(Data items)
-----

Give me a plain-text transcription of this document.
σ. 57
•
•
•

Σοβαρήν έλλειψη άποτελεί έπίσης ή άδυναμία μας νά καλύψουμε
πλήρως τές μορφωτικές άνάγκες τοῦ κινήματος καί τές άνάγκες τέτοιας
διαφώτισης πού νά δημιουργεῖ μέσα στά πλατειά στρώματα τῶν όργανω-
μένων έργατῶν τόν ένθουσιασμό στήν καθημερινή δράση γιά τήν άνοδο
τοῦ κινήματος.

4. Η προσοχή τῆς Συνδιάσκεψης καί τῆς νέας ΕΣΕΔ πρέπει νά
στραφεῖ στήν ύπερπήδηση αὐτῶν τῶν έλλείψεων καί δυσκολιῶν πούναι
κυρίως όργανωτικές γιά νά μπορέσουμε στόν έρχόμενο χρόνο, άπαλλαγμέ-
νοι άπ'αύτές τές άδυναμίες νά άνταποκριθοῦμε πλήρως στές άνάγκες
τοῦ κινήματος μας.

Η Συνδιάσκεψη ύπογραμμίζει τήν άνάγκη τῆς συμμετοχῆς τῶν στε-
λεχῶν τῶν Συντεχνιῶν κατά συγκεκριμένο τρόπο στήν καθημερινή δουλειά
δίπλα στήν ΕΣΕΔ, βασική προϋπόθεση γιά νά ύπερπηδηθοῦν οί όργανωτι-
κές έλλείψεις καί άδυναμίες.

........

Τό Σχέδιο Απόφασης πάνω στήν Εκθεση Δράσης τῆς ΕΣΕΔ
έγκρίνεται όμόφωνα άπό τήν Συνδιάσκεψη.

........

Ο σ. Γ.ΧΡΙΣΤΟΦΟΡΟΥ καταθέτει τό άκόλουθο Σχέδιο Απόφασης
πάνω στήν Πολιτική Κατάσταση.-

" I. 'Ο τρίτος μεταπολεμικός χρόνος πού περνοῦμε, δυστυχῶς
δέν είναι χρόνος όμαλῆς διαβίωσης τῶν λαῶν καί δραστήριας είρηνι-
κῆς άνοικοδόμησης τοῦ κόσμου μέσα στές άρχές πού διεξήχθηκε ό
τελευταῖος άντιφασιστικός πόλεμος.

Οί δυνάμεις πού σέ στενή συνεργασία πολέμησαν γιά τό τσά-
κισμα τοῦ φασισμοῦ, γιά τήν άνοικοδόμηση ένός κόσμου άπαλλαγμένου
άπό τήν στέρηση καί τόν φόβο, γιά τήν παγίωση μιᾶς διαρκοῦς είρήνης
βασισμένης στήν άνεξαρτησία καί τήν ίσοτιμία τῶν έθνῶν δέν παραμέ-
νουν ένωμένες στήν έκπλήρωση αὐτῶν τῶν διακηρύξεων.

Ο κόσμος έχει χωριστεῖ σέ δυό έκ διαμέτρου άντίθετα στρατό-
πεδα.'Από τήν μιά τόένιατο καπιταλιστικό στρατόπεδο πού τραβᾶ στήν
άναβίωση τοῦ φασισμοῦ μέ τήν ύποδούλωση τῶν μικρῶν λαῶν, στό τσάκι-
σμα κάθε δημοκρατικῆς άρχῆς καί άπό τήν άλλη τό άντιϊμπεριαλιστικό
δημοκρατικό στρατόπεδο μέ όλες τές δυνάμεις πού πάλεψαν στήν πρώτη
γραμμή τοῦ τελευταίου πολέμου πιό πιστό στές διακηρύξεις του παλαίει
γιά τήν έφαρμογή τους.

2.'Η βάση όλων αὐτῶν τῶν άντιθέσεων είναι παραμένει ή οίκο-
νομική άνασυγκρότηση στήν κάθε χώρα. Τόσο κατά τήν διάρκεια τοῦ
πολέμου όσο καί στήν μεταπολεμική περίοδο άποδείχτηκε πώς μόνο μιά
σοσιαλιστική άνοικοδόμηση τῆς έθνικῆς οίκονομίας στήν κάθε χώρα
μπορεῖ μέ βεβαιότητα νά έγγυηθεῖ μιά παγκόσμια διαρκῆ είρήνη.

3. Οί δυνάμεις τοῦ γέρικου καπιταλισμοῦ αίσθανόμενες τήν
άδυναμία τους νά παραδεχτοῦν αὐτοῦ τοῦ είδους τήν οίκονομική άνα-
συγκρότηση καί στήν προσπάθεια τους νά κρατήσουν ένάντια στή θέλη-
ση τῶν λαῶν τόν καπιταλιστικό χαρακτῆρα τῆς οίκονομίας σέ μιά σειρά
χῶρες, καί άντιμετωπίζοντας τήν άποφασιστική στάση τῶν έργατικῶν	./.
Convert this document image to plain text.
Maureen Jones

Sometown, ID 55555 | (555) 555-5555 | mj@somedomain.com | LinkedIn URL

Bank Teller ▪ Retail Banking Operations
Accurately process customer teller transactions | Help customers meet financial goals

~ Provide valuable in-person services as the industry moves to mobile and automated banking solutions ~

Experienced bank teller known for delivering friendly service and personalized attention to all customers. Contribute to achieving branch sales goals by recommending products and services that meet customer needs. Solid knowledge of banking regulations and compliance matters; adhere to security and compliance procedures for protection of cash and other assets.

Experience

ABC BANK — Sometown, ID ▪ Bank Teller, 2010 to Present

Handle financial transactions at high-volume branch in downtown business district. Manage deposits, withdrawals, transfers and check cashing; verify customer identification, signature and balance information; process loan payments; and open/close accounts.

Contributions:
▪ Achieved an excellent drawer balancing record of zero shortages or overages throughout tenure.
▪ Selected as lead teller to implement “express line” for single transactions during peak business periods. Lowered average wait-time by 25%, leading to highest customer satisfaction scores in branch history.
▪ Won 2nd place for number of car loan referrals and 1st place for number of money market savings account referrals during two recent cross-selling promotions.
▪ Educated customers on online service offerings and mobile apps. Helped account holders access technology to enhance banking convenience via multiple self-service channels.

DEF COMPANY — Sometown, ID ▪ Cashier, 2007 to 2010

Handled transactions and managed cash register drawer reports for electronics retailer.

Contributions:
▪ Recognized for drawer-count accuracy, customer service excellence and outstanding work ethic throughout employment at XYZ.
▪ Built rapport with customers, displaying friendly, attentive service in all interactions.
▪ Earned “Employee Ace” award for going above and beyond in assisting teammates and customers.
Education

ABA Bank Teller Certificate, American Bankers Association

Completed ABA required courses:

-----

■ **Required task**
Restate each entry exactly, skipping none.

■ **Completed exercise**
Give me a plain-text transcription of this document.
σ. 57
•
•
•

Σοβαρήν έλλειψη άποτελεί έπίσης ή άδυναμία μας νά καλύψουμε
πλήρως τές μορφωτικές άνάγκες τοῦ κινήματος καί τές άνάγκες τέτοιας
διαφώτισης πού νά δημιουργεῖ μέσα στά πλατειά στρώματα τῶν όργανω-
μένων έργατῶν τόν ένθουσιασμό στήν καθημερινή δράση γιά τήν άνοδο
τοῦ κινήματος.

4. Η προσοχή τῆς Συνδιάσκεψης καί τῆς νέας ΕΣΕΔ πρέπει νά
στραφεῖ στήν ύπερπήδηση αὐτῶν τῶν έλλείψεων καί δυσκολιῶν πούναι
κυρίως όργανωτικές γιά νά μπορέσουμε στόν έρχόμενο χρόνο, άπαλλαγμέ-
νοι άπ'αύτές τές άδυναμίες νά άνταποκριθοῦμε πλήρως στές άνάγκες
τοῦ κινήματος μας.

Η Συνδιάσκεψη ύπογραμμίζει τήν άνάγκη τῆς συμμετοχῆς τῶν στε-
λεχῶν τῶν Συντεχνιῶν κατά συγκεκριμένο τρόπο στήν καθημερινή δουλειά
δίπλα στήν ΕΣΕΔ, βασική προϋπόθεση γιά νά ύπερπηδηθοῦν οί όργανωτι-
κές έλλείψεις καί άδυναμίες.

........

Τό Σχέδιο Απόφασης πάνω στήν Εκθεση Δράσης τῆς ΕΣΕΔ
έγκρίνεται όμόφωνα άπό τήν Συνδιάσκεψη.

........

Ο σ. Γ.ΧΡΙΣΤΟΦΟΡΟΥ καταθέτει τό άκόλουθο Σχέδιο Απόφασης
πάνω στήν Πολιτική Κατάσταση.-

" I. 'Ο τρίτος μεταπολεμικός χρόνος πού περνοῦμε, δυστυχῶς
δέν είναι χρόνος όμαλῆς διαβίωσης τῶν λαῶν καί δραστήριας είρηνι-
κῆς άνοικοδόμησης τοῦ κόσμου μέσα στές άρχές πού διεξήχθηκε ό
τελευταῖος άντιφασιστικός πόλεμος.

Οί δυνάμεις πού σέ στενή συνεργασία πολέμησαν γιά τό τσά-
κισμα τοῦ φασισμοῦ, γιά τήν άνοικοδόμηση ένός κόσμου άπαλλαγμένου
άπό τήν στέρηση καί τόν φόβο, γιά τήν παγίωση μιᾶς διαρκοῦς είρήνης
βασισμένης στήν άνεξαρτησία καί τήν ίσοτιμία τῶν έθνῶν δέν παραμέ-
νουν ένωμένες στήν έκπλήρωση αὐτῶν τῶν διακηρύξεων.

Ο κόσμος έχει χωριστεῖ σέ δυό έκ διαμέτρου άντίθετα στρατό-
πεδα.'Από τήν μιά τόένιατο καπιταλιστικό στρατόπεδο πού τραβᾶ στήν
άναβίωση τοῦ φασισμοῦ μέ τήν ύποδούλωση τῶν μικρῶν λαῶν, στό τσάκι-
σμα κάθε δημοκρατικῆς άρχῆς καί άπό τήν άλλη τό άντιϊμπεριαλιστικό
δημοκρατικό στρατόπεδο μέ όλες τές δυνάμεις πού πάλεψαν στήν πρώτη
γραμμή τοῦ τελευταίου πολέμου πιό πιστό στές διακηρύξεις του παλαίει
γιά τήν έφαρμογή τους.

2.'Η βάση όλων αὐτῶν τῶν άντιθέσεων είναι παραμένει ή οίκο-
νομική άνασυγκρότηση στήν κάθε χώρα. Τόσο κατά τήν διάρκεια τοῦ
πολέμου όσο καί στήν μεταπολεμική περίοδο άποδείχτηκε πώς μόνο μιά
σοσιαλιστική άνοικοδόμηση τῆς έθνικῆς οίκονομίας στήν κάθε χώρα
μπορεῖ μέ βεβαιότητα νά έγγυηθεῖ μιά παγκόσμια διαρκῆ είρήνη.

3. Οί δυνάμεις τοῦ γέρικου καπιταλισμοῦ αίσθανόμενες τήν
άδυναμία τους νά παραδεχτοῦν αὐτοῦ τοῦ είδους τήν οίκονομική άνα-
συγκρότηση καί στήν προσπάθεια τους νά κρατήσουν ένάντια στή θέλη-
ση τῶν λαῶν τόν καπιταλιστικό χαρακτῆρα τῆς οίκονομίας σέ μιά σειρά
χῶρες, καί άντιμετωπίζοντας τήν άποφασιστική στάση τῶν έργατικῶν	./.
Convert this document image to plain text.
Maureen Jones

Sometown, ID 55555 | (555) 555-5555 | mj@somedomain.com | LinkedIn URL

Bank Teller ▪ Retail Banking Operations
Accurately process customer teller transactions | Help customers meet financial goals

~ Provide valuable in-person services as the industry moves to mobile and automated banking solutions ~

Experienced bank teller known for delivering friendly service and personalized attention to all customers. Contribute to achieving branch sales goals by recommending products and services that meet customer needs. Solid knowledge of banking regulations and compliance matters; adhere to security and compliance procedures for protection of cash and other assets.

Experience

ABC BANK — Sometown, ID ▪ Bank Teller, 2010 to Present

Handle financial transactions at high-volume branch in downtown business district. Manage deposits, withdrawals, transfers and check cashing; verify customer identification, signature and balance information; process loan payments; and open/close accounts.

Contributions:
▪ Achieved an excellent drawer balancing record of zero shortages or overages throughout tenure.
▪ Selected as lead teller to implement “express line” for single transactions during peak business periods. Lowered average wait-time by 25%, leading to highest customer satisfaction scores in branch history.
▪ Won 2nd place for number of car loan referrals and 1st place for number of money market savings account referrals during two recent cross-selling promotions.
▪ Educated customers on online service offerings and mobile apps. Helped account holders access technology to enhance banking convenience via multiple self-service channels.

DEF COMPANY — Sometown, ID ▪ Cashier, 2007 to 2010

Handled transactions and managed cash register drawer reports for electronics retailer.

Contributions:
▪ Recognized for drawer-count accuracy, customer service excellence and outstanding work ethic throughout employment at XYZ.
▪ Built rapport with customers, displaying friendly, attentive service in all interactions.
▪ Earned “Employee Ace” award for going above and beyond in assisting teammates and customers.
Education

ABA Bank Teller Certificate, American Bankers Association

Completed ABA required courses:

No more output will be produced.